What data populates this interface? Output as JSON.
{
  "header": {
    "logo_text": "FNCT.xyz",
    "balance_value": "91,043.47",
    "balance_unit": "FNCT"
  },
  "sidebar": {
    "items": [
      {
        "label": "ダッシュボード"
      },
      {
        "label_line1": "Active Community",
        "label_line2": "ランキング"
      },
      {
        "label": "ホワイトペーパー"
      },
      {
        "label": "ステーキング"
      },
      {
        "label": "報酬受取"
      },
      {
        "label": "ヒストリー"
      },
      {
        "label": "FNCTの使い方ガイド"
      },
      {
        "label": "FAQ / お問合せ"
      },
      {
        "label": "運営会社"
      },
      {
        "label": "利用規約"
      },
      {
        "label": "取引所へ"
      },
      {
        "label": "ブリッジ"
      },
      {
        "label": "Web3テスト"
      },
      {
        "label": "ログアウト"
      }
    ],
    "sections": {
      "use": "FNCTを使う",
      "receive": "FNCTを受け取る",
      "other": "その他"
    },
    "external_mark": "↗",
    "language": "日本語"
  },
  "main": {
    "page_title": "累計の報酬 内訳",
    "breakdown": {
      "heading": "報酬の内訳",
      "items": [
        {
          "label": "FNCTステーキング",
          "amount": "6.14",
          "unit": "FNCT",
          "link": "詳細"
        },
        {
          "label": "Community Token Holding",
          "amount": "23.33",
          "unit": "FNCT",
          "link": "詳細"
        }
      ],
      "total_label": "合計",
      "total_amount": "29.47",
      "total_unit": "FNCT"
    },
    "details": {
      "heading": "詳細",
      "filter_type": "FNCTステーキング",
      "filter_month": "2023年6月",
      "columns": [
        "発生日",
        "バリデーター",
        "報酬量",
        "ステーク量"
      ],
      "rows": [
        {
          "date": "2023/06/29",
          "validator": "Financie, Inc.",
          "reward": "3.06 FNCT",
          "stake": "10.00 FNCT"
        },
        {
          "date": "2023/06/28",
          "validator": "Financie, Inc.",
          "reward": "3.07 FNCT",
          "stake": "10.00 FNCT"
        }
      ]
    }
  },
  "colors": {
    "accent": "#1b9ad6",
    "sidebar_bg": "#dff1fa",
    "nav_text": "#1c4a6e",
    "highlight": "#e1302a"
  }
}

*Direction*. State the count of lines in the data holding the word "Community", adding nothing to it.

*Reply*. 2